> **GIVEN PASSAGE**:
We clustered the 132 SQLi false positives Grok-fast produced on its own and almost all of them shared one structural shape: a helper function with a constant-evaluable if-condition that unconditionally routes user input into the SQL string.

private static String doSomething(HttpServletRequest req, String param) {
    String bar;
    int num = 196;
    // (500 / 42) + 196 == 207 > 200  → branch is ALWAYS taken
    if ((500 / 42) + num > 200) bar = param;          // user input
    else bar = "This should never happen";            // dead code
    return bar;
}

OWASP Benchmark v1.2 categorises this as safe, under the convention that a SAST tool should perform constant folding plus dead-code elimination to recognise the else-branch as the sanitiser. KCode's verifier reads the code correctly: user-controlled param flows into a SQL concatenation. The branch with "This should never happen" is dead code; it does not constitute sanitisation. The "FP" verdict here is a property of the OWASP convention, not of the analyser.

> **WHAT YOU WILL DO**:
1. Translate into German this sentence from the passage on SQL injection false positives: "KCode's verifier reads the code correctly: user-controlled param flows into a SQL concatenation."
2. Resume the passage on SQL injection false positives and the OWASP Benchmark convention, picking up after its final sentence.
The items that follow have no connection to the passage on SQL injection false positives.

> **DATA SUPPLIED**:

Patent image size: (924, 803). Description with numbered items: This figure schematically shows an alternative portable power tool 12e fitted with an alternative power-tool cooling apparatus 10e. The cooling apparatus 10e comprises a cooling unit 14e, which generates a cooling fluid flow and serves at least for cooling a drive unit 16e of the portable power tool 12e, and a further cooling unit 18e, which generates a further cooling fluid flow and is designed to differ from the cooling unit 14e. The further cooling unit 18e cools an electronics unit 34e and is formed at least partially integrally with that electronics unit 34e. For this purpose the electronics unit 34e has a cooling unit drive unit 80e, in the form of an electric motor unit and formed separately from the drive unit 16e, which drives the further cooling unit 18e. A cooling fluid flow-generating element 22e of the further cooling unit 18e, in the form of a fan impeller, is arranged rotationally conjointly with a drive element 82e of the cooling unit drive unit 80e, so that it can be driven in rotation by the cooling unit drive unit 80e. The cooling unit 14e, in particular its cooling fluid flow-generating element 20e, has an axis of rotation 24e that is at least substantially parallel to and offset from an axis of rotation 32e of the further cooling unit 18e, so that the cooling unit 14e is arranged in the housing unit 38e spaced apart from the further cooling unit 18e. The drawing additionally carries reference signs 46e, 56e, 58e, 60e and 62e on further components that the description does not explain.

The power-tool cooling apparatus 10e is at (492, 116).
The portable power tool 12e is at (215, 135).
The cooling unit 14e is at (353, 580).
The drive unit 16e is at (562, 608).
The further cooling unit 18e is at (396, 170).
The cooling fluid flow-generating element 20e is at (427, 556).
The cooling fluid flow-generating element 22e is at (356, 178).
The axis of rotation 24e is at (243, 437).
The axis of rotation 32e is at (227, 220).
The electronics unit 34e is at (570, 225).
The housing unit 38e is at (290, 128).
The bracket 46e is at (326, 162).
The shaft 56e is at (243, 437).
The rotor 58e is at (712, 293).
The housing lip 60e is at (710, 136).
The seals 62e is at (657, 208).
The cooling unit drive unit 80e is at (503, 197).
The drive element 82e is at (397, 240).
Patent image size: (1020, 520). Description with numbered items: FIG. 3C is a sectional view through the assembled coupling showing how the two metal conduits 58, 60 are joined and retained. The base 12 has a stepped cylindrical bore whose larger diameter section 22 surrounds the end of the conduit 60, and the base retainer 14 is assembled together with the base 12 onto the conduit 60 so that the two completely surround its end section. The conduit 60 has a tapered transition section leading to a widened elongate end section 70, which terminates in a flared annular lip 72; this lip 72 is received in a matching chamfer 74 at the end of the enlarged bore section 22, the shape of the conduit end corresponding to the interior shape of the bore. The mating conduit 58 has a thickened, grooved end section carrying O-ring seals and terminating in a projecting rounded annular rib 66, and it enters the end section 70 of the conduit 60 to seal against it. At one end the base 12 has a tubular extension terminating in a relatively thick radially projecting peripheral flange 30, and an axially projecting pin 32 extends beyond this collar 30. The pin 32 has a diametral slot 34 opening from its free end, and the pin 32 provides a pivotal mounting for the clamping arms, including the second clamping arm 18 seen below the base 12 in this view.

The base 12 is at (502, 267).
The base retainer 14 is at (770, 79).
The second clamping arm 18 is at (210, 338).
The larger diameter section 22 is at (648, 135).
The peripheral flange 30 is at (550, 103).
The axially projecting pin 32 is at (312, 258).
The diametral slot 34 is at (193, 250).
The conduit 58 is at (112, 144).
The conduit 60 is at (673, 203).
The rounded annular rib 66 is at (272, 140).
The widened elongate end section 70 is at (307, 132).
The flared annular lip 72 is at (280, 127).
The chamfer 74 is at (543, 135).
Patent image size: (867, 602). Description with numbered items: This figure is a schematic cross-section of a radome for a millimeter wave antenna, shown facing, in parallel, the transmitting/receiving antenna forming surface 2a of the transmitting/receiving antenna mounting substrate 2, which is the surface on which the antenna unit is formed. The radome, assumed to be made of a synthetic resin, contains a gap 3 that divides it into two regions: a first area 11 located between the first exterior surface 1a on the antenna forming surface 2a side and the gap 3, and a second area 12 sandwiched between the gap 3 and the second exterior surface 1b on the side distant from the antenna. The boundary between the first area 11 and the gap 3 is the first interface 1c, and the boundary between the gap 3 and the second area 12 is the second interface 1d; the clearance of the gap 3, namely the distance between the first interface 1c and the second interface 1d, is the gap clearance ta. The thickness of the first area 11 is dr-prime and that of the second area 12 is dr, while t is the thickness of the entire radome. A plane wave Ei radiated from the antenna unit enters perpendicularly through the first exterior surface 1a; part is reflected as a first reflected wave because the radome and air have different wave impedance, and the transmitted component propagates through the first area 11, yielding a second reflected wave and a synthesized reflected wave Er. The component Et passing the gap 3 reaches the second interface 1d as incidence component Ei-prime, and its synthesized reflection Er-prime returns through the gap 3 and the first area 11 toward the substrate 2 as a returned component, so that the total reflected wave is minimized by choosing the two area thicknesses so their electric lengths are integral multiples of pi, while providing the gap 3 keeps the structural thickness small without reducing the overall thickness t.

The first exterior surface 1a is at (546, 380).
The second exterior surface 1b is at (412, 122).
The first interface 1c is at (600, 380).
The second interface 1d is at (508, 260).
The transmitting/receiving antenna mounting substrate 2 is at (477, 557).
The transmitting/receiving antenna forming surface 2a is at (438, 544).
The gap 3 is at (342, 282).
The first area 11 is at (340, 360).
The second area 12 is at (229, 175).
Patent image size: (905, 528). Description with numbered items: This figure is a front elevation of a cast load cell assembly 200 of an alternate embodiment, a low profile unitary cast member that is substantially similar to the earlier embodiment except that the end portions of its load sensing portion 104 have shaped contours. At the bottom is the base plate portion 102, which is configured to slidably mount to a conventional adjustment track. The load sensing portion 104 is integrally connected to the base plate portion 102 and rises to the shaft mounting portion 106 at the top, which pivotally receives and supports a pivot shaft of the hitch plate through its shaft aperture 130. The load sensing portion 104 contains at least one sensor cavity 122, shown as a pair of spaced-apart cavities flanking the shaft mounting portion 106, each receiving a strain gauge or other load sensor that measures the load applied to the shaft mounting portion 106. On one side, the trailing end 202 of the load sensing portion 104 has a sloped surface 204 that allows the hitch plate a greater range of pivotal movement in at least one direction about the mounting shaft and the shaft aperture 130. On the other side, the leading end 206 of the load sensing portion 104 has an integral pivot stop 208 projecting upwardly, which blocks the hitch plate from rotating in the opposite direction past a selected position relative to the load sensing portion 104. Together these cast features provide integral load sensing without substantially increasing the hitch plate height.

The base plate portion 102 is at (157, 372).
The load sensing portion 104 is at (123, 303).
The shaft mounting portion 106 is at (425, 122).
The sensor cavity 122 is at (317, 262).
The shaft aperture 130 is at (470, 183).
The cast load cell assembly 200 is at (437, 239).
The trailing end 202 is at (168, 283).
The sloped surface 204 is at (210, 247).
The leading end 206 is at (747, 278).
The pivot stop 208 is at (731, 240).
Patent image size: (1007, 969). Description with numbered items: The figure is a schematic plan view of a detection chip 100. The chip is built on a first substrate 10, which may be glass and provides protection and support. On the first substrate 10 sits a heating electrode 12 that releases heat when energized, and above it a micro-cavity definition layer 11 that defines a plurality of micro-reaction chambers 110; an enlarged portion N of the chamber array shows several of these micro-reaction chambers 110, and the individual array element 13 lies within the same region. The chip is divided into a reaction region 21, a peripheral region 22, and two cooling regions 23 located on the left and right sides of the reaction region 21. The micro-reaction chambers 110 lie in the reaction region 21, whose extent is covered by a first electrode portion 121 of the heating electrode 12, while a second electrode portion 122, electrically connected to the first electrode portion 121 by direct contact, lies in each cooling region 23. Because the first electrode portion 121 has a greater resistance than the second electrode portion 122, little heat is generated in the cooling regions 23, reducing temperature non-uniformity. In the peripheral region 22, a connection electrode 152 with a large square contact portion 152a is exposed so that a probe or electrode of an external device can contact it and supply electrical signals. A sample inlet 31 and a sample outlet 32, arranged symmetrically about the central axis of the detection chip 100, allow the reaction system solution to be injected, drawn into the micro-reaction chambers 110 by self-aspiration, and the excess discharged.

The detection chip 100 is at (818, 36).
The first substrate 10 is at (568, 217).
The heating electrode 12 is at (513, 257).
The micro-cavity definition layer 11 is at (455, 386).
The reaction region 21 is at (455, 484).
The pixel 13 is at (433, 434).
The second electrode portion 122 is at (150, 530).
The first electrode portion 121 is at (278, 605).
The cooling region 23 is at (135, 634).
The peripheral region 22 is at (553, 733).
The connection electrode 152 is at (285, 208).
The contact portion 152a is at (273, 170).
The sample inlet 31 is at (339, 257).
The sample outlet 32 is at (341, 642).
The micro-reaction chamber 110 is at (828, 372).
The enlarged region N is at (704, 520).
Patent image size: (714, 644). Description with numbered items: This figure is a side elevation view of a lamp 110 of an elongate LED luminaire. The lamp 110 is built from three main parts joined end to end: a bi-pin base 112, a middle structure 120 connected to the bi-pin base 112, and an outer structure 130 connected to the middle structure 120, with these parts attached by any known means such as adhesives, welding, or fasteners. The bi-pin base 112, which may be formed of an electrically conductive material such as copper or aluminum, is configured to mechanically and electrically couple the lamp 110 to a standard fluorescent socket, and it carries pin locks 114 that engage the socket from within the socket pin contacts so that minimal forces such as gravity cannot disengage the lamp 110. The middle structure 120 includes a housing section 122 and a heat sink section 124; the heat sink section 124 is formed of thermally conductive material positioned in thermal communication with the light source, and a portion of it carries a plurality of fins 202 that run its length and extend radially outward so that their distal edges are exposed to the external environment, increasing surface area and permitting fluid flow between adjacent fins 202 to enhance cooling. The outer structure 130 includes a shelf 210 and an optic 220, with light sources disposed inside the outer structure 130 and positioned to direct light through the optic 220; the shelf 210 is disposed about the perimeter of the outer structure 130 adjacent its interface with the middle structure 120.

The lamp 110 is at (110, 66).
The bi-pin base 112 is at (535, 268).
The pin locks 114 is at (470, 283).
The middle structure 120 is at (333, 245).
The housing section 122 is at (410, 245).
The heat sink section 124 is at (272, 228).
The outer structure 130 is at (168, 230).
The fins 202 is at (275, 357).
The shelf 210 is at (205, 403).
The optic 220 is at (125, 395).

> **RESPONSES BY TASK**:
1. Der Verifier von KCode liest den Code korrekt: Der benutzerkontrollierte param fließt in eine SQL-Verkettung ein.

2.
Quantitative impact: ~125 of Grok's 132 SQLi FPs fit this shape. Adding constant folding on if-conditions (no symbolic execution required) would lift Grok's projected precision to ~92% and F1 to ~0.96. That work is on the v2.10.41x roadmap.

We document this on the benchmarks page in a "Methodology limitations" collapsible because the alternative — quietly tuning the corpus until our numbers improve — is what every SAST vendor does and is exactly the opposite of what makes a benchmark trustworthy.

Routing recommendation for KCode v2.10.406+

Three configurations, three workflows:

  • Fast / cheap. kcode audit . -m grok-4-fast-non-reasoning — F1 0.800, 100% recall, ~$0.50 per OWASP-scale corpus. Single-model. The right default for interactive triage and most CI pipelines where the budget for a verifier is pennies.
  • Balanced. kcode audit . -m grok-4-fast-non-reasoning --fallback-model claude-opus-4-7 — F1 0.829, 100% recall, ~$17. Highest F1 of any configuration we tested. Cascade-on-confirmed is the new default semantics when --fallback-model is set in v2.10.406+.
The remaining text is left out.